## Start

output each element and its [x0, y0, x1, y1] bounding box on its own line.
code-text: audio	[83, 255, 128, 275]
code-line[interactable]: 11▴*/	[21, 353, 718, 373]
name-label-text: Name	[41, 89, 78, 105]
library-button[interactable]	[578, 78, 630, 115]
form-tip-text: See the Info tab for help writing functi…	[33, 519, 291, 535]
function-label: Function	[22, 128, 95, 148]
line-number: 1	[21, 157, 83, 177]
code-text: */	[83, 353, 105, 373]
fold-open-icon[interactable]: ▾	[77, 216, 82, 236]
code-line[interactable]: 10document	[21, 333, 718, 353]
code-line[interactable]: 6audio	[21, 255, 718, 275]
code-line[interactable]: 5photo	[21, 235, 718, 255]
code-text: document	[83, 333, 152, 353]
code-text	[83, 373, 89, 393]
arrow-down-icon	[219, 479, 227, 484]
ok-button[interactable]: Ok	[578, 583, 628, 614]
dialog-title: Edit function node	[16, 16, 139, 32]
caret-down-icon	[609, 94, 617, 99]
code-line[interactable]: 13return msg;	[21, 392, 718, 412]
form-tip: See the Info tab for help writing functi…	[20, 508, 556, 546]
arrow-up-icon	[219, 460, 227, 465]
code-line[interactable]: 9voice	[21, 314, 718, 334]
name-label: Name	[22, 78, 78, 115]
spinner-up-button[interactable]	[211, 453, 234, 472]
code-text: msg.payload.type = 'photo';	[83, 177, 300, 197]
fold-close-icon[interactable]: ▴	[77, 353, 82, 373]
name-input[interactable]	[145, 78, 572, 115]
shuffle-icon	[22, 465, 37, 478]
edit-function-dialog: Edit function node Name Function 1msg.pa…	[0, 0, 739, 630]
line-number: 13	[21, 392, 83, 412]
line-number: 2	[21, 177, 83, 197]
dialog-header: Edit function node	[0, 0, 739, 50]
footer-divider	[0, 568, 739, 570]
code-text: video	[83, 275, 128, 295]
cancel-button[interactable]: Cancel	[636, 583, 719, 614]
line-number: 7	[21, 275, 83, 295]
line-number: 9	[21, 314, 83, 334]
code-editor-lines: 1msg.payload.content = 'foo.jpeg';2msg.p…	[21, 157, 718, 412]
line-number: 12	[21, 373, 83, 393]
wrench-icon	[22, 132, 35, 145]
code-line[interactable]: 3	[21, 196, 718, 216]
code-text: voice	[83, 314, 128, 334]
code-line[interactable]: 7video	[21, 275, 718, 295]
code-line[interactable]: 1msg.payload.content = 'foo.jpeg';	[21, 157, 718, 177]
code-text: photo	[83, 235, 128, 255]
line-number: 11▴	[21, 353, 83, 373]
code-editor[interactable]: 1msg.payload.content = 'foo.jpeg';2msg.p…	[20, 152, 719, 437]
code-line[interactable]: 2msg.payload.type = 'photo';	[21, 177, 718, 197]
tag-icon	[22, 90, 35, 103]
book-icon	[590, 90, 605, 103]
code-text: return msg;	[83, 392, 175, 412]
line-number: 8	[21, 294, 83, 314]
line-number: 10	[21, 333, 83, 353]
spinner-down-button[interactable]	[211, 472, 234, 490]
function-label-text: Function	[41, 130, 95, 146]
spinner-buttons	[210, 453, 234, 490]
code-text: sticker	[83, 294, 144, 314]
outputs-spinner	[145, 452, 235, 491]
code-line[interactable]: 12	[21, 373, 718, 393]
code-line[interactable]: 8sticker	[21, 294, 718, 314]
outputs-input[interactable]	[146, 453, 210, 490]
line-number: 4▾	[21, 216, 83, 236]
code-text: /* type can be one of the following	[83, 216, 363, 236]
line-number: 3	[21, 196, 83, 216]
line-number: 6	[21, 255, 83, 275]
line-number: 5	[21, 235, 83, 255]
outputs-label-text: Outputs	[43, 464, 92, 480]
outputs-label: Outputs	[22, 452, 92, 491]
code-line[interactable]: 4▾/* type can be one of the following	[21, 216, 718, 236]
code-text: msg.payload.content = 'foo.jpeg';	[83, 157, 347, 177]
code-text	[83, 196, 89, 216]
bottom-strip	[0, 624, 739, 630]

## End

### Set task
Identify every line of the items that contains the string "outputs", and copy each such line in full.

### Expected answer
outputs-spinner	[145, 452, 235, 491]
outputs-input[interactable]	[146, 453, 210, 490]
outputs-label-text: Outputs	[43, 464, 92, 480]
outputs-label: Outputs	[22, 452, 92, 491]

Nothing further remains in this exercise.